**The exercise:** Can you rewrite the lines below as a JSON list of strings, one string per line, with blank lines and pictures left out?

**Records to process:**
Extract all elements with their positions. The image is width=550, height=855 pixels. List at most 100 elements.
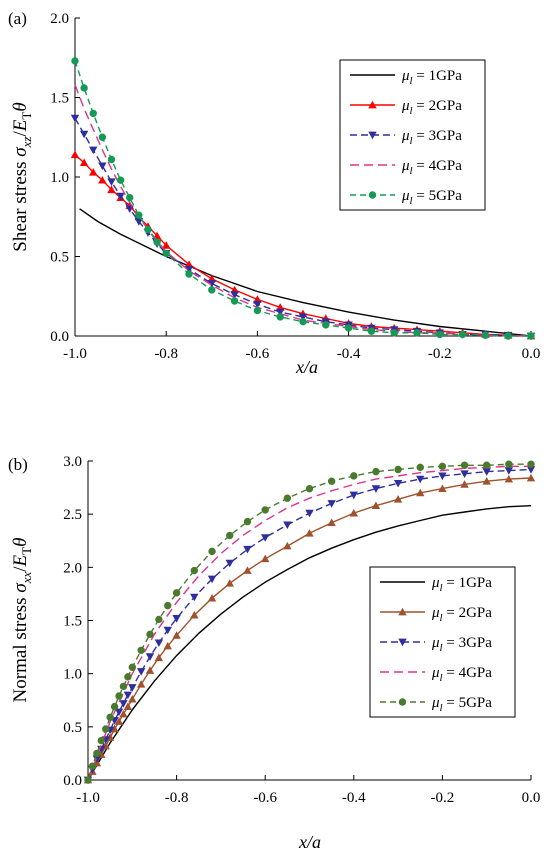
data-point [102, 725, 110, 733]
legend-marker [398, 698, 407, 706]
data-point [124, 673, 132, 681]
data-point [413, 329, 421, 337]
data-point [107, 178, 116, 186]
x-axis-label: x/a [295, 357, 318, 377]
data-point [107, 185, 116, 194]
data-point [299, 317, 307, 326]
data-point [137, 646, 145, 654]
data-point [163, 626, 172, 635]
data-point [162, 241, 171, 249]
data-point [504, 332, 512, 340]
x-tick-label: -0.6 [253, 790, 277, 806]
data-point [84, 776, 92, 784]
legend-label: μl = 1GPa [401, 68, 462, 87]
data-point [367, 327, 376, 335]
data-point [438, 472, 447, 481]
y-tick-label: 1.5 [63, 614, 82, 630]
data-point [145, 653, 155, 661]
data-point [89, 109, 97, 118]
series-line [87, 463, 531, 781]
data-point [460, 480, 469, 488]
y-tick-label: 2.0 [63, 560, 82, 576]
legend-label: μl = 4GPa [401, 158, 462, 177]
x-tick-label: -0.6 [246, 346, 270, 362]
data-point [155, 615, 163, 624]
data-point [298, 313, 308, 322]
legend-label: μl = 2GPa [401, 98, 462, 117]
x-tick-label: 0.0 [522, 790, 541, 806]
data-point [327, 477, 336, 485]
data-point [128, 663, 137, 671]
data-point [128, 694, 137, 703]
y-tick-label: 0.5 [63, 720, 82, 736]
data-point [261, 534, 270, 542]
y-tick-label: 0.0 [50, 329, 69, 345]
data-point [153, 238, 161, 246]
data-point [393, 479, 403, 488]
data-point [136, 680, 146, 688]
data-point [253, 300, 262, 309]
data-point [134, 218, 144, 226]
data-point [79, 158, 89, 167]
legend-marker [368, 131, 377, 140]
data-point [136, 668, 146, 676]
data-point [371, 501, 381, 510]
data-point [70, 150, 80, 159]
data-point [164, 601, 172, 610]
x-tick-label: -1.0 [76, 790, 100, 806]
x-tick-label: -0.4 [342, 790, 366, 806]
data-point [482, 468, 491, 476]
data-point [146, 630, 154, 639]
x-axis-label: x/a [298, 832, 321, 852]
data-point [107, 155, 116, 164]
x-tick-label: -0.8 [165, 790, 189, 806]
data-point [184, 265, 194, 274]
y-axis-label: Normal stress σxx/ETθ [10, 538, 34, 703]
data-point [110, 724, 119, 733]
data-point [460, 470, 469, 478]
data-point [526, 473, 536, 482]
data-point [327, 500, 336, 508]
data-point [89, 146, 98, 155]
data-point [93, 749, 101, 758]
legend-marker [368, 191, 377, 199]
x-tick-label: 0.0 [522, 346, 541, 362]
data-point [481, 331, 490, 339]
data-point [71, 57, 79, 65]
data-point [128, 684, 137, 692]
data-point [276, 313, 284, 321]
data-point [393, 495, 403, 503]
data-point [225, 559, 234, 568]
data-point [145, 666, 155, 674]
data-point [283, 521, 292, 529]
data-point [89, 168, 98, 176]
data-point [253, 306, 262, 315]
series-1GPa [87, 505, 532, 781]
series-line [74, 60, 531, 337]
data-point [225, 579, 234, 587]
data-point [416, 488, 425, 497]
x-tick-label: -0.2 [431, 790, 455, 806]
x-tick-label: -1.0 [63, 346, 87, 362]
panel-b: 0.0 0.5 1.0 1.5 2.0 2.5 3.0 -1.0 -0.8 -0.6 -0.4 -0.… [8, 454, 540, 852]
series-5GPa [71, 57, 535, 340]
data-point [505, 460, 513, 468]
y-tick-label: 1.5 [50, 91, 69, 107]
y-tick-label: 3.0 [63, 454, 82, 470]
data-point [119, 682, 128, 691]
legend-label: μl = 3GPa [431, 635, 492, 654]
data-point [483, 461, 491, 469]
data-point [243, 545, 252, 554]
data-point [97, 736, 105, 745]
x-tick-label: -0.8 [154, 346, 178, 362]
data-point [114, 708, 124, 717]
legend-label: μl = 3GPa [401, 128, 462, 147]
y-tick-label: 1.0 [63, 667, 82, 683]
data-point [80, 84, 88, 92]
data-point [163, 641, 172, 650]
data-point [371, 485, 381, 493]
data-point [416, 475, 425, 484]
data-point [226, 531, 234, 540]
data-point [126, 193, 134, 202]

**Answer to the task:**
[
  "Extract all elements with their positions. The image is width=550, height=855 pixels. List at most 100 elements.",
  "data-point [102, 725, 110, 733]",
  "legend-marker [398, 698, 407, 706]",
  "data-point [124, 673, 132, 681]",
  "data-point [413, 329, 421, 337]",
  "data-point [107, 178, 116, 186]",
  "x-axis-label: x/a [295, 357, 318, 377]",
  "data-point [107, 185, 116, 194]",
  "data-point [299, 317, 307, 326]",
  "data-point [137, 646, 145, 654]",
  "data-point [163, 626, 172, 635]",
  "data-point [162, 241, 171, 249]",
  "data-point [504, 332, 512, 340]",
  "x-tick-label: -0.6 [253, 790, 277, 806]",
  "data-point [84, 776, 92, 784]",
  "legend-label: μl = 1GPa [401, 68, 462, 87]",
  "data-point [367, 327, 376, 335]",
  "data-point [438, 472, 447, 481]",
  "y-tick-label: 1.5 [63, 614, 82, 630]",
  "data-point [145, 653, 155, 661]",
  "data-point [89, 109, 97, 118]",
  "series-line [87, 463, 531, 781]",
  "data-point [460, 480, 469, 488]",
  "y-tick-label: 2.0 [63, 560, 82, 576]",
  "legend-label: μl = 4GPa [401, 158, 462, 177]",
  "x-tick-label: -0.6 [246, 346, 270, 362]",
  "data-point [155, 615, 163, 624]",
  "data-point [298, 313, 308, 322]",
  "legend-label: μl = 2GPa [401, 98, 462, 117]",
  "x-tick-label: 0.0 [522, 790, 541, 806]",
  "data-point [327, 477, 336, 485]",
  "data-point [128, 663, 137, 671]",
  "data-point [128, 694, 137, 703]",
  "y-tick-label: 0.5 [63, 720, 82, 736]",
  "data-point [261, 534, 270, 542]",
  "y-tick-label: 0.0 [50, 329, 69, 345]",
  "data-point [153, 238, 161, 246]",
  "data-point [393, 479, 403, 488]",
  "data-point [136, 680, 146, 688]",
  "data-point [253, 300, 262, 309]",
  "data-point [134, 218, 144, 226]",
  "data-point [79, 158, 89, 167]",
  "legend-marker [368, 131, 377, 140]",
  "data-point [136, 668, 146, 676]",
  "data-point [371, 501, 381, 510]",
  "data-point [70, 150, 80, 159]",
  "data-point [164, 601, 172, 610]",
  "x-tick-label: -1.0 [76, 790, 100, 806]",
  "x-tick-label: -0.4 [342, 790, 366, 806]",
  "data-point [482, 468, 491, 476]",
  "data-point [146, 630, 154, 639]",
  "x-axis-label: x/a [298, 832, 321, 852]",
  "data-point [107, 155, 116, 164]",
  "x-tick-label: -0.8 [165, 790, 189, 806]",
  "data-point [184, 265, 194, 274]",
  "y-axis-label: Normal stress σxx/ETθ [10, 538, 34, 703]",
  "data-point [110, 724, 119, 733]",
  "data-point [460, 470, 469, 478]",
  "data-point [526, 473, 536, 482]",
  "data-point [327, 500, 336, 508]",
  "data-point [89, 146, 98, 155]",
  "data-point [93, 749, 101, 758]",
  "legend-marker [368, 191, 377, 199]",
  "x-tick-label: 0.0 [522, 346, 541, 362]",
  "data-point [481, 331, 490, 339]",
  "data-point [71, 57, 79, 65]",
  "data-point [128, 684, 137, 692]",
  "data-point [276, 313, 284, 321]",
  "data-point [393, 495, 403, 503]",
  "data-point [225, 559, 234, 568]",
  "data-point [145, 666, 155, 674]",
  "data-point [283, 521, 292, 529]",
  "data-point [89, 168, 98, 176]",
  "data-point [253, 306, 262, 315]",
  "series-1GPa [87, 505, 532, 781]",
  "series-line [74, 60, 531, 337]",
  "data-point [225, 579, 234, 587]",
  "data-point [416, 488, 425, 497]",
  "x-tick-label: -0.2 [431, 790, 455, 806]",
  "x-tick-label: -1.0 [63, 346, 87, 362]",
  "panel-b: 0.0 0.5 1.0 1.5 2.0 2.5 3.0 -1.0 -0.8 -0.6 -0.4 -0.… [8, 454, 540, 852]",
  "series-5GPa [71, 57, 535, 340]",
  "data-point [505, 460, 513, 468]",
  "y-tick-label: 1.5 [50, 91, 69, 107]",
  "y-tick-label: 3.0 [63, 454, 82, 470]",
  "data-point [119, 682, 128, 691]",
  "legend-label: μl = 3GPa [431, 635, 492, 654]",
  "data-point [483, 461, 491, 469]",
  "data-point [243, 545, 252, 554]",
  "data-point [97, 736, 105, 745]",
  "x-tick-label: -0.8 [154, 346, 178, 362]",
  "data-point [114, 708, 124, 717]",
  "legend-label: μl = 3GPa [401, 128, 462, 147]",
  "y-tick-label: 1.0 [63, 667, 82, 683]",
  "data-point [80, 84, 88, 92]",
  "data-point [163, 641, 172, 650]",
  "data-point [371, 485, 381, 493]",
  "data-point [416, 475, 425, 484]",
  "data-point [226, 531, 234, 540]",
  "data-point [126, 193, 134, 202]"
]